Stored data:
##############################

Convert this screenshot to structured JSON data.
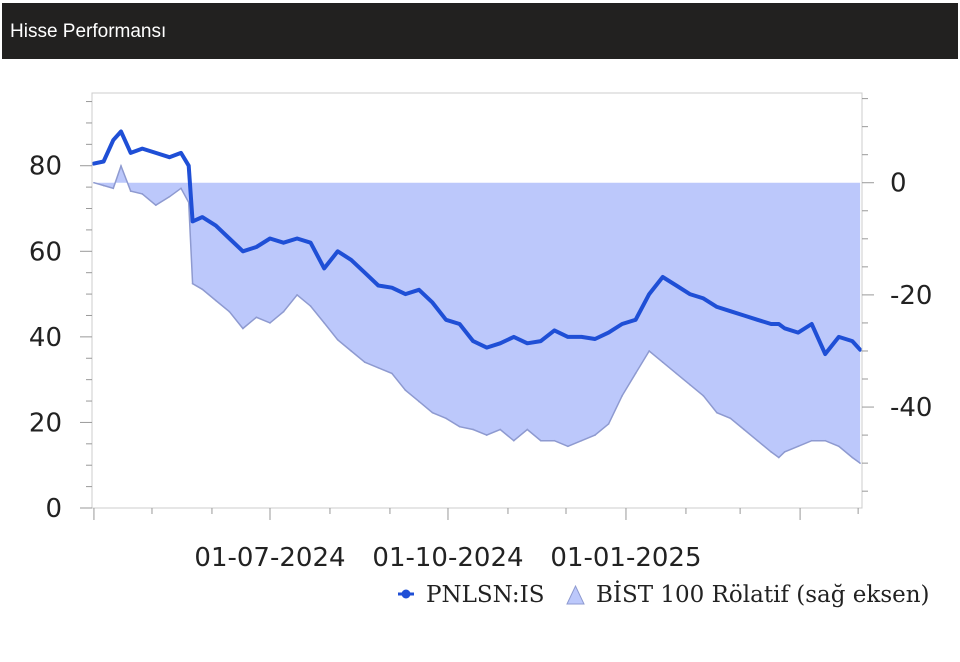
{
  "header": {
    "title": "Hisse Performansı"
  },
  "colors": {
    "line": "#1f4fd6",
    "area_fill": "#bcc8fb",
    "area_edge": "#8e9ad0",
    "plot_border": "#cccccc",
    "header_bg": "#222120"
  },
  "chart_data": {
    "type": "line",
    "title": "",
    "xlabel": "",
    "ylabel": "",
    "x_tick_labels": [
      "01-07-2024",
      "01-10-2024",
      "01-01-2025"
    ],
    "y_left": {
      "ticks": [
        "0",
        "20",
        "40",
        "60",
        "80"
      ],
      "range": [
        0,
        97
      ]
    },
    "y_right": {
      "ticks": [
        "0",
        "-20",
        "-40"
      ],
      "range": [
        -58,
        16
      ]
    },
    "grid": false,
    "legend_position": "bottom-right",
    "series": [
      {
        "name": "PNLSN:IS",
        "kind": "line",
        "axis": "left",
        "x": [
          "2024-04-01",
          "2024-04-06",
          "2024-04-11",
          "2024-04-15",
          "2024-04-20",
          "2024-04-26",
          "2024-05-03",
          "2024-05-10",
          "2024-05-16",
          "2024-05-20",
          "2024-05-22",
          "2024-05-27",
          "2024-06-03",
          "2024-06-10",
          "2024-06-17",
          "2024-06-24",
          "2024-07-01",
          "2024-07-08",
          "2024-07-15",
          "2024-07-22",
          "2024-07-29",
          "2024-08-05",
          "2024-08-12",
          "2024-08-19",
          "2024-08-26",
          "2024-09-02",
          "2024-09-09",
          "2024-09-16",
          "2024-09-23",
          "2024-09-30",
          "2024-10-07",
          "2024-10-14",
          "2024-10-21",
          "2024-10-28",
          "2024-11-04",
          "2024-11-11",
          "2024-11-18",
          "2024-11-25",
          "2024-12-02",
          "2024-12-09",
          "2024-12-16",
          "2024-12-23",
          "2024-12-30",
          "2025-01-06",
          "2025-01-13",
          "2025-01-20",
          "2025-01-27",
          "2025-02-03",
          "2025-02-10",
          "2025-02-17",
          "2025-02-24",
          "2025-03-03",
          "2025-03-10",
          "2025-03-17",
          "2025-03-21",
          "2025-03-24",
          "2025-03-31",
          "2025-04-07",
          "2025-04-14",
          "2025-04-21",
          "2025-04-28",
          "2025-05-02"
        ],
        "values": [
          80.5,
          81,
          86,
          88,
          83,
          84,
          83,
          82,
          83,
          80,
          67,
          68,
          66,
          63,
          60,
          61,
          63,
          62,
          63,
          62,
          56,
          60,
          58,
          55,
          52,
          51.5,
          50,
          51,
          48,
          44,
          43,
          39,
          37.5,
          38.5,
          40,
          38.5,
          39,
          41.5,
          40,
          40,
          39.5,
          41,
          43,
          44,
          50,
          54,
          52,
          50,
          49,
          47,
          46,
          45,
          44,
          43,
          43,
          42,
          41,
          43,
          36,
          40,
          39,
          37
        ]
      },
      {
        "name": "BİST 100 Rölatif (sağ eksen)",
        "kind": "area",
        "axis": "right",
        "x": [
          "2024-04-01",
          "2024-04-06",
          "2024-04-11",
          "2024-04-15",
          "2024-04-20",
          "2024-04-26",
          "2024-05-03",
          "2024-05-10",
          "2024-05-16",
          "2024-05-20",
          "2024-05-22",
          "2024-05-27",
          "2024-06-03",
          "2024-06-10",
          "2024-06-17",
          "2024-06-24",
          "2024-07-01",
          "2024-07-08",
          "2024-07-15",
          "2024-07-22",
          "2024-07-29",
          "2024-08-05",
          "2024-08-12",
          "2024-08-19",
          "2024-08-26",
          "2024-09-02",
          "2024-09-09",
          "2024-09-16",
          "2024-09-23",
          "2024-09-30",
          "2024-10-07",
          "2024-10-14",
          "2024-10-21",
          "2024-10-28",
          "2024-11-04",
          "2024-11-11",
          "2024-11-18",
          "2024-11-25",
          "2024-12-02",
          "2024-12-09",
          "2024-12-16",
          "2024-12-23",
          "2024-12-30",
          "2025-01-06",
          "2025-01-13",
          "2025-01-20",
          "2025-01-27",
          "2025-02-03",
          "2025-02-10",
          "2025-02-17",
          "2025-02-24",
          "2025-03-03",
          "2025-03-10",
          "2025-03-17",
          "2025-03-21",
          "2025-03-24",
          "2025-03-31",
          "2025-04-07",
          "2025-04-14",
          "2025-04-21",
          "2025-04-28",
          "2025-05-02"
        ],
        "values": [
          0,
          -0.5,
          -1,
          3,
          -1.5,
          -2,
          -4,
          -2.5,
          -1,
          -3.5,
          -18,
          -19,
          -21,
          -23,
          -26,
          -24,
          -25,
          -23,
          -20,
          -22,
          -25,
          -28,
          -30,
          -32,
          -33,
          -34,
          -37,
          -39,
          -41,
          -42,
          -43.5,
          -44,
          -45,
          -44,
          -46,
          -44,
          -46,
          -46,
          -47,
          -46,
          -45,
          -43,
          -38,
          -34,
          -30,
          -32,
          -34,
          -36,
          -38,
          -41,
          -42,
          -44,
          -46,
          -48,
          -49,
          -48,
          -47,
          -46,
          -46,
          -47,
          -49,
          -50
        ]
      }
    ]
  }
}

##############################

▸ What the exercise asks
Would you mind returning each entry above word for word, skipping the images?

▸ The output
Convert this screenshot to structured JSON data.
{
  "header": {
    "title": "Hisse Performansı"
  },
  "colors": {
    "line": "#1f4fd6",
    "area_fill": "#bcc8fb",
    "area_edge": "#8e9ad0",
    "plot_border": "#cccccc",
    "header_bg": "#222120"
  },
  "chart_data": {
    "type": "line",
    "title": "",
    "xlabel": "",
    "ylabel": "",
    "x_tick_labels": [
      "01-07-2024",
      "01-10-2024",
      "01-01-2025"
    ],
    "y_left": {
      "ticks": [
        "0",
        "20",
        "40",
        "60",
        "80"
      ],
      "range": [
        0,
        97
      ]
    },
    "y_right": {
      "ticks": [
        "0",
        "-20",
        "-40"
      ],
      "range": [
        -58,
        16
      ]
    },
    "grid": false,
    "legend_position": "bottom-right",
    "series": [
      {
        "name": "PNLSN:IS",
        "kind": "line",
        "axis": "left",
        "x": [
          "2024-04-01",
          "2024-04-06",
          "2024-04-11",
          "2024-04-15",
          "2024-04-20",
          "2024-04-26",
          "2024-05-03",
          "2024-05-10",
          "2024-05-16",
          "2024-05-20",
          "2024-05-22",
          "2024-05-27",
          "2024-06-03",
          "2024-06-10",
          "2024-06-17",
          "2024-06-24",
          "2024-07-01",
          "2024-07-08",
          "2024-07-15",
          "2024-07-22",
          "2024-07-29",
          "2024-08-05",
          "2024-08-12",
          "2024-08-19",
          "2024-08-26",
          "2024-09-02",
          "2024-09-09",
          "2024-09-16",
          "2024-09-23",
          "2024-09-30",
          "2024-10-07",
          "2024-10-14",
          "2024-10-21",
          "2024-10-28",
          "2024-11-04",
          "2024-11-11",
          "2024-11-18",
          "2024-11-25",
          "2024-12-02",
          "2024-12-09",
          "2024-12-16",
          "2024-12-23",
          "2024-12-30",
          "2025-01-06",
          "2025-01-13",
          "2025-01-20",
          "2025-01-27",
          "2025-02-03",
          "2025-02-10",
          "2025-02-17",
          "2025-02-24",
          "2025-03-03",
          "2025-03-10",
          "2025-03-17",
          "2025-03-21",
          "2025-03-24",
          "2025-03-31",
          "2025-04-07",
          "2025-04-14",
          "2025-04-21",
          "2025-04-28",
          "2025-05-02"
        ],
        "values": [
          80.5,
          81,
          86,
          88,
          83,
          84,
          83,
          82,
          83,
          80,
          67,
          68,
          66,
          63,
          60,
          61,
          63,
          62,
          63,
          62,
          56,
          60,
          58,
          55,
          52,
          51.5,
          50,
          51,
          48,
          44,
          43,
          39,
          37.5,
          38.5,
          40,
          38.5,
          39,
          41.5,
          40,
          40,
          39.5,
          41,
          43,
          44,
          50,
          54,
          52,
          50,
          49,
          47,
          46,
          45,
          44,
          43,
          43,
          42,
          41,
          43,
          36,
          40,
          39,
          37
        ]
      },
      {
        "name": "BİST 100 Rölatif (sağ eksen)",
        "kind": "area",
        "axis": "right",
        "x": [
          "2024-04-01",
          "2024-04-06",
          "2024-04-11",
          "2024-04-15",
          "2024-04-20",
          "2024-04-26",
          "2024-05-03",
          "2024-05-10",
          "2024-05-16",
          "2024-05-20",
          "2024-05-22",
          "2024-05-27",
          "2024-06-03",
          "2024-06-10",
          "2024-06-17",
          "2024-06-24",
          "2024-07-01",
          "2024-07-08",
          "2024-07-15",
          "2024-07-22",
          "2024-07-29",
          "2024-08-05",
          "2024-08-12",
          "2024-08-19",
          "2024-08-26",
          "2024-09-02",
          "2024-09-09",
          "2024-09-16",
          "2024-09-23",
          "2024-09-30",
          "2024-10-07",
          "2024-10-14",
          "2024-10-21",
          "2024-10-28",
          "2024-11-04",
          "2024-11-11",
          "2024-11-18",
          "2024-11-25",
          "2024-12-02",
          "2024-12-09",
          "2024-12-16",
          "2024-12-23",
          "2024-12-30",
          "2025-01-06",
          "2025-01-13",
          "2025-01-20",
          "2025-01-27",
          "2025-02-03",
          "2025-02-10",
          "2025-02-17",
          "2025-02-24",
          "2025-03-03",
          "2025-03-10",
          "2025-03-17",
          "2025-03-21",
          "2025-03-24",
          "2025-03-31",
          "2025-04-07",
          "2025-04-14",
          "2025-04-21",
          "2025-04-28",
          "2025-05-02"
        ],
        "values": [
          0,
          -0.5,
          -1,
          3,
          -1.5,
          -2,
          -4,
          -2.5,
          -1,
          -3.5,
          -18,
          -19,
          -21,
          -23,
          -26,
          -24,
          -25,
          -23,
          -20,
          -22,
          -25,
          -28,
          -30,
          -32,
          -33,
          -34,
          -37,
          -39,
          -41,
          -42,
          -43.5,
          -44,
          -45,
          -44,
          -46,
          -44,
          -46,
          -46,
          -47,
          -46,
          -45,
          -43,
          -38,
          -34,
          -30,
          -32,
          -34,
          -36,
          -38,
          -41,
          -42,
          -44,
          -46,
          -48,
          -49,
          -48,
          -47,
          -46,
          -46,
          -47,
          -49,
          -50
        ]
      }
    ]
  }
}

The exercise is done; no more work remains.